* Task statement
Select lines where the word "SimpleFlow" appears.

# # # # # # #

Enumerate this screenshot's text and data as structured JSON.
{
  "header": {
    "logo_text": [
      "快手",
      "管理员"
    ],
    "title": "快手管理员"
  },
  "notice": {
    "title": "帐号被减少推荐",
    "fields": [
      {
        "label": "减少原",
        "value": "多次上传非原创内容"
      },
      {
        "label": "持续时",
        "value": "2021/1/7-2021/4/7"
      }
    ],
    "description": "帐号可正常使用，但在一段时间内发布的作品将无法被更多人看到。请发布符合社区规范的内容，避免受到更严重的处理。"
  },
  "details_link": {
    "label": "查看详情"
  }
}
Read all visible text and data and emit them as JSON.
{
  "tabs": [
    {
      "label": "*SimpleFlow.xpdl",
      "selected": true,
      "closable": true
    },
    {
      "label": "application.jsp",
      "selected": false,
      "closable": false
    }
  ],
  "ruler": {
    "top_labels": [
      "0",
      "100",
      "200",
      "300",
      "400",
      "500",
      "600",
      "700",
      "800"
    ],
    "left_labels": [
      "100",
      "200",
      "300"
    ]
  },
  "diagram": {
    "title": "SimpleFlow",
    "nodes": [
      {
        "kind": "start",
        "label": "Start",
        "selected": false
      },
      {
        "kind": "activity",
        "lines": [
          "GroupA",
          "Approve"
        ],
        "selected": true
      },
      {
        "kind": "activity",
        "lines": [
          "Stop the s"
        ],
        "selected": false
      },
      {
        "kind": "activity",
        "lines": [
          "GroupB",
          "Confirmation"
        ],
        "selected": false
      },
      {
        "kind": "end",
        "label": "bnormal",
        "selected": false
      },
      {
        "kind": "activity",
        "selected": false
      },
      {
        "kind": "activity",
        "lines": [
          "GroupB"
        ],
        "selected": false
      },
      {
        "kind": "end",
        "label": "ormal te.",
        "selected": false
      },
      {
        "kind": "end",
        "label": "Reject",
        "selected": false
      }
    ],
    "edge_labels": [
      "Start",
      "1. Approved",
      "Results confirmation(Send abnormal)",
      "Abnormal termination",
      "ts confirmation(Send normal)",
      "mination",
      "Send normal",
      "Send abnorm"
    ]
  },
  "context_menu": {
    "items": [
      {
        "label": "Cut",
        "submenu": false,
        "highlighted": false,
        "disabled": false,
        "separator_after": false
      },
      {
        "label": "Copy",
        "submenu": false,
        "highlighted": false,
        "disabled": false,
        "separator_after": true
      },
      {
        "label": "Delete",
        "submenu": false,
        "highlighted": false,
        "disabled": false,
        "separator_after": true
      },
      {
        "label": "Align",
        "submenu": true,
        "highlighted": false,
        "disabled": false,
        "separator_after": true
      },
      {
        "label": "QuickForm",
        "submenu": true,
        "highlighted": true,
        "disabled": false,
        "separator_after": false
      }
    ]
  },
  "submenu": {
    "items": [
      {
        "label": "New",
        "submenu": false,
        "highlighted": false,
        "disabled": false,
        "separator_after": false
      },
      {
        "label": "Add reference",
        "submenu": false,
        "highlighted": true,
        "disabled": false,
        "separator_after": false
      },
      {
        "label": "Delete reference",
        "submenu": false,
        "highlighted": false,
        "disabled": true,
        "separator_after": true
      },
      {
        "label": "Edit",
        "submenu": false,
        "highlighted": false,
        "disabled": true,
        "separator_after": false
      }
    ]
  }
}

# # # # # # #

* Task answer
      "label": "*SimpleFlow.xpdl",
    "title": "SimpleFlow",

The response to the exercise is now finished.